* BEGIN Material provided *

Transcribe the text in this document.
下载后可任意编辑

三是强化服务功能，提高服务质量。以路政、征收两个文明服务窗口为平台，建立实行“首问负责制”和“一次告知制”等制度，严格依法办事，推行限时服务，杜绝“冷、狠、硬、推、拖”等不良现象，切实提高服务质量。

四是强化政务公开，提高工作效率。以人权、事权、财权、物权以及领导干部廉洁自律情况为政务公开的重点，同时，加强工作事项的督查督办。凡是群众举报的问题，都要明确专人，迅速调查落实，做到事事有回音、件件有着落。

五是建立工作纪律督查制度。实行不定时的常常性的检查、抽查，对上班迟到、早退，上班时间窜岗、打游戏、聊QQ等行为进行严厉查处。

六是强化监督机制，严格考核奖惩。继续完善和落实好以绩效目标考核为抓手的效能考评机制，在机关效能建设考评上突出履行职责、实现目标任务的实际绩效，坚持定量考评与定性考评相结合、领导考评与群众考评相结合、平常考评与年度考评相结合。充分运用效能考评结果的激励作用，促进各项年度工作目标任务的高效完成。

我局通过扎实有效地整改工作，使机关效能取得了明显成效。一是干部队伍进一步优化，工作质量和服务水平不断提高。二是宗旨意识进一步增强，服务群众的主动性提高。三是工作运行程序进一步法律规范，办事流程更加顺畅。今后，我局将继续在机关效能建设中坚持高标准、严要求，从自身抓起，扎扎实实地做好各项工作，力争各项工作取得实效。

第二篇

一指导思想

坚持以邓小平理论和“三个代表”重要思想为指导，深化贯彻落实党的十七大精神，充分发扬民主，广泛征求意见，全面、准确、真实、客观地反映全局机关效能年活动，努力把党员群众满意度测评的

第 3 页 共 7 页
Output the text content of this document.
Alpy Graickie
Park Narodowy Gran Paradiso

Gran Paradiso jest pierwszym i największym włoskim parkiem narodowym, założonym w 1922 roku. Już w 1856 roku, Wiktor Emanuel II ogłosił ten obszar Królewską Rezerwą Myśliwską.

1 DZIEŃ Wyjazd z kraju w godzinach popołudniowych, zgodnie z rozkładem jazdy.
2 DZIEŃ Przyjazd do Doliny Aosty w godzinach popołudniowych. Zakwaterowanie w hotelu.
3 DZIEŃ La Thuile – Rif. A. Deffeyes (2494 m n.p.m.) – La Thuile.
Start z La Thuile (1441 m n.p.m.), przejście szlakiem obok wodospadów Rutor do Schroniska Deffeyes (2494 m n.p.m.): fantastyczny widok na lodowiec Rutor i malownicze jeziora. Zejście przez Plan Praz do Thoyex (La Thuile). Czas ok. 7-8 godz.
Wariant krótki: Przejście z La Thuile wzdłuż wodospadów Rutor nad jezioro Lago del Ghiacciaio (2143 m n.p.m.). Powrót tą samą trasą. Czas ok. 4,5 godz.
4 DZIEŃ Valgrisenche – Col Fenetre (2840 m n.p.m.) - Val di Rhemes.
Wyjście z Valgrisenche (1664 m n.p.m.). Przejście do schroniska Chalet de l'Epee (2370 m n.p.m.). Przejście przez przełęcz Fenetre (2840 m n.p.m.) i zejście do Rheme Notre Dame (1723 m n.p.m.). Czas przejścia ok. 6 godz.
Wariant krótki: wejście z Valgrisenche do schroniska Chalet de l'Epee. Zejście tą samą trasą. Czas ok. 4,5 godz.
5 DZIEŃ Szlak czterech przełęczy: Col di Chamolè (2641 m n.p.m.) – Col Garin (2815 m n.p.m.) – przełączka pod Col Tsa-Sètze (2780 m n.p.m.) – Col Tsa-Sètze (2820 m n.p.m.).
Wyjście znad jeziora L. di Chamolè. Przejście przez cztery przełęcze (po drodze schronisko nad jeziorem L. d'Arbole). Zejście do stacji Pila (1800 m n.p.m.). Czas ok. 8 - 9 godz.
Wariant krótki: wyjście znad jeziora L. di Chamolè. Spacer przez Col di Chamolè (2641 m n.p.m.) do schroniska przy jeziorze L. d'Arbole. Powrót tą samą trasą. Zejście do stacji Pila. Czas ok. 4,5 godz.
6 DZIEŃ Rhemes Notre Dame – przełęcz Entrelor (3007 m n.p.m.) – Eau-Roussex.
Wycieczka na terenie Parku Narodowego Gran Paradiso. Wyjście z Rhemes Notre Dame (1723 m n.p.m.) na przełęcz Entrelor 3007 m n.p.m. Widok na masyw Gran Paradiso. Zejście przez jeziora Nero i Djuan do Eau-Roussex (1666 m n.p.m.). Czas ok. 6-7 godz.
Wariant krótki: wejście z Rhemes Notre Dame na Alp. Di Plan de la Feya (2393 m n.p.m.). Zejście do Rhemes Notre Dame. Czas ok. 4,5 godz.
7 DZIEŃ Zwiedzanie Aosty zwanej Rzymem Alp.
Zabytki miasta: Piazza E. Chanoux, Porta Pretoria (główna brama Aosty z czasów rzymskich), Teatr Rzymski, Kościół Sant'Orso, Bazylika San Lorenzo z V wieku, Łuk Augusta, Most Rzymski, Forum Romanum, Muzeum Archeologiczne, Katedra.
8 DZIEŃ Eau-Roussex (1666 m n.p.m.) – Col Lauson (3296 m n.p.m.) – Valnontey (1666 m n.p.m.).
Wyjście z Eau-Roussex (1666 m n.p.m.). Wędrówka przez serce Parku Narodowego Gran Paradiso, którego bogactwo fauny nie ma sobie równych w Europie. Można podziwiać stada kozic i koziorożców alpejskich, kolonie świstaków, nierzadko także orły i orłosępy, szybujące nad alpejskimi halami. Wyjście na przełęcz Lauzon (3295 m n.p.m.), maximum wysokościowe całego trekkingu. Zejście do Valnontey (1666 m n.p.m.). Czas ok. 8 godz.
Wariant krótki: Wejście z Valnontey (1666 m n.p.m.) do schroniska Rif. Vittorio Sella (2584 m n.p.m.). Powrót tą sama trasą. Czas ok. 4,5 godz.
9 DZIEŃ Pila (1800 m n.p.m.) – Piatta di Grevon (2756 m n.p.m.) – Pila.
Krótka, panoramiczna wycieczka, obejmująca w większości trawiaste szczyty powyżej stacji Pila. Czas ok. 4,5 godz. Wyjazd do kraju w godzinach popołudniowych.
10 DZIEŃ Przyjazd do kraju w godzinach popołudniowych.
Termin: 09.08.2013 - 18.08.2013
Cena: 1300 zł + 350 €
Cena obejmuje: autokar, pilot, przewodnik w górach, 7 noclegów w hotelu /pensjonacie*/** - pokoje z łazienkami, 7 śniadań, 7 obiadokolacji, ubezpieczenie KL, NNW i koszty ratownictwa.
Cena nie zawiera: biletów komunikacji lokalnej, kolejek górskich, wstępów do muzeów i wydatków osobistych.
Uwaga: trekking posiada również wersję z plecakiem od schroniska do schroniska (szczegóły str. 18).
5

* END Material provided *

* [Goal of the exercise]: Output the listing above exactly as it appears.

* [Output below]:
Transcribe the text in this document.
下载后可任意编辑

三是强化服务功能，提高服务质量。以路政、征收两个文明服务窗口为平台，建立实行“首问负责制”和“一次告知制”等制度，严格依法办事，推行限时服务，杜绝“冷、狠、硬、推、拖”等不良现象，切实提高服务质量。

四是强化政务公开，提高工作效率。以人权、事权、财权、物权以及领导干部廉洁自律情况为政务公开的重点，同时，加强工作事项的督查督办。凡是群众举报的问题，都要明确专人，迅速调查落实，做到事事有回音、件件有着落。

五是建立工作纪律督查制度。实行不定时的常常性的检查、抽查，对上班迟到、早退，上班时间窜岗、打游戏、聊QQ等行为进行严厉查处。

六是强化监督机制，严格考核奖惩。继续完善和落实好以绩效目标考核为抓手的效能考评机制，在机关效能建设考评上突出履行职责、实现目标任务的实际绩效，坚持定量考评与定性考评相结合、领导考评与群众考评相结合、平常考评与年度考评相结合。充分运用效能考评结果的激励作用，促进各项年度工作目标任务的高效完成。

我局通过扎实有效地整改工作，使机关效能取得了明显成效。一是干部队伍进一步优化，工作质量和服务水平不断提高。二是宗旨意识进一步增强，服务群众的主动性提高。三是工作运行程序进一步法律规范，办事流程更加顺畅。今后，我局将继续在机关效能建设中坚持高标准、严要求，从自身抓起，扎扎实实地做好各项工作，力争各项工作取得实效。

第二篇

一指导思想

坚持以邓小平理论和“三个代表”重要思想为指导，深化贯彻落实党的十七大精神，充分发扬民主，广泛征求意见，全面、准确、真实、客观地反映全局机关效能年活动，努力把党员群众满意度测评的

第 3 页 共 7 页
Output the text content of this document.
Alpy Graickie
Park Narodowy Gran Paradiso

Gran Paradiso jest pierwszym i największym włoskim parkiem narodowym, założonym w 1922 roku. Już w 1856 roku, Wiktor Emanuel II ogłosił ten obszar Królewską Rezerwą Myśliwską.

1 DZIEŃ Wyjazd z kraju w godzinach popołudniowych, zgodnie z rozkładem jazdy.
2 DZIEŃ Przyjazd do Doliny Aosty w godzinach popołudniowych. Zakwaterowanie w hotelu.
3 DZIEŃ La Thuile – Rif. A. Deffeyes (2494 m n.p.m.) – La Thuile.
Start z La Thuile (1441 m n.p.m.), przejście szlakiem obok wodospadów Rutor do Schroniska Deffeyes (2494 m n.p.m.): fantastyczny widok na lodowiec Rutor i malownicze jeziora. Zejście przez Plan Praz do Thoyex (La Thuile). Czas ok. 7-8 godz.
Wariant krótki: Przejście z La Thuile wzdłuż wodospadów Rutor nad jezioro Lago del Ghiacciaio (2143 m n.p.m.). Powrót tą samą trasą. Czas ok. 4,5 godz.
4 DZIEŃ Valgrisenche – Col Fenetre (2840 m n.p.m.) - Val di Rhemes.
Wyjście z Valgrisenche (1664 m n.p.m.). Przejście do schroniska Chalet de l'Epee (2370 m n.p.m.). Przejście przez przełęcz Fenetre (2840 m n.p.m.) i zejście do Rheme Notre Dame (1723 m n.p.m.). Czas przejścia ok. 6 godz.
Wariant krótki: wejście z Valgrisenche do schroniska Chalet de l'Epee. Zejście tą samą trasą. Czas ok. 4,5 godz.
5 DZIEŃ Szlak czterech przełęczy: Col di Chamolè (2641 m n.p.m.) – Col Garin (2815 m n.p.m.) – przełączka pod Col Tsa-Sètze (2780 m n.p.m.) – Col Tsa-Sètze (2820 m n.p.m.).
Wyjście znad jeziora L. di Chamolè. Przejście przez cztery przełęcze (po drodze schronisko nad jeziorem L. d'Arbole). Zejście do stacji Pila (1800 m n.p.m.). Czas ok. 8 - 9 godz.
Wariant krótki: wyjście znad jeziora L. di Chamolè. Spacer przez Col di Chamolè (2641 m n.p.m.) do schroniska przy jeziorze L. d'Arbole. Powrót tą samą trasą. Zejście do stacji Pila. Czas ok. 4,5 godz.
6 DZIEŃ Rhemes Notre Dame – przełęcz Entrelor (3007 m n.p.m.) – Eau-Roussex.
Wycieczka na terenie Parku Narodowego Gran Paradiso. Wyjście z Rhemes Notre Dame (1723 m n.p.m.) na przełęcz Entrelor 3007 m n.p.m. Widok na masyw Gran Paradiso. Zejście przez jeziora Nero i Djuan do Eau-Roussex (1666 m n.p.m.). Czas ok. 6-7 godz.
Wariant krótki: wejście z Rhemes Notre Dame na Alp. Di Plan de la Feya (2393 m n.p.m.). Zejście do Rhemes Notre Dame. Czas ok. 4,5 godz.
7 DZIEŃ Zwiedzanie Aosty zwanej Rzymem Alp.
Zabytki miasta: Piazza E. Chanoux, Porta Pretoria (główna brama Aosty z czasów rzymskich), Teatr Rzymski, Kościół Sant'Orso, Bazylika San Lorenzo z V wieku, Łuk Augusta, Most Rzymski, Forum Romanum, Muzeum Archeologiczne, Katedra.
8 DZIEŃ Eau-Roussex (1666 m n.p.m.) – Col Lauson (3296 m n.p.m.) – Valnontey (1666 m n.p.m.).
Wyjście z Eau-Roussex (1666 m n.p.m.). Wędrówka przez serce Parku Narodowego Gran Paradiso, którego bogactwo fauny nie ma sobie równych w Europie. Można podziwiać stada kozic i koziorożców alpejskich, kolonie świstaków, nierzadko także orły i orłosępy, szybujące nad alpejskimi halami. Wyjście na przełęcz Lauzon (3295 m n.p.m.), maximum wysokościowe całego trekkingu. Zejście do Valnontey (1666 m n.p.m.). Czas ok. 8 godz.
Wariant krótki: Wejście z Valnontey (1666 m n.p.m.) do schroniska Rif. Vittorio Sella (2584 m n.p.m.). Powrót tą sama trasą. Czas ok. 4,5 godz.
9 DZIEŃ Pila (1800 m n.p.m.) – Piatta di Grevon (2756 m n.p.m.) – Pila.
Krótka, panoramiczna wycieczka, obejmująca w większości trawiaste szczyty powyżej stacji Pila. Czas ok. 4,5 godz. Wyjazd do kraju w godzinach popołudniowych.
10 DZIEŃ Przyjazd do kraju w godzinach popołudniowych.
Termin: 09.08.2013 - 18.08.2013
Cena: 1300 zł + 350 €
Cena obejmuje: autokar, pilot, przewodnik w górach, 7 noclegów w hotelu /pensjonacie*/** - pokoje z łazienkami, 7 śniadań, 7 obiadokolacji, ubezpieczenie KL, NNW i koszty ratownictwa.
Cena nie zawiera: biletów komunikacji lokalnej, kolejek górskich, wstępów do muzeów i wydatków osobistych.
Uwaga: trekking posiada również wersję z plecakiem od schroniska do schroniska (szczegóły str. 18).
5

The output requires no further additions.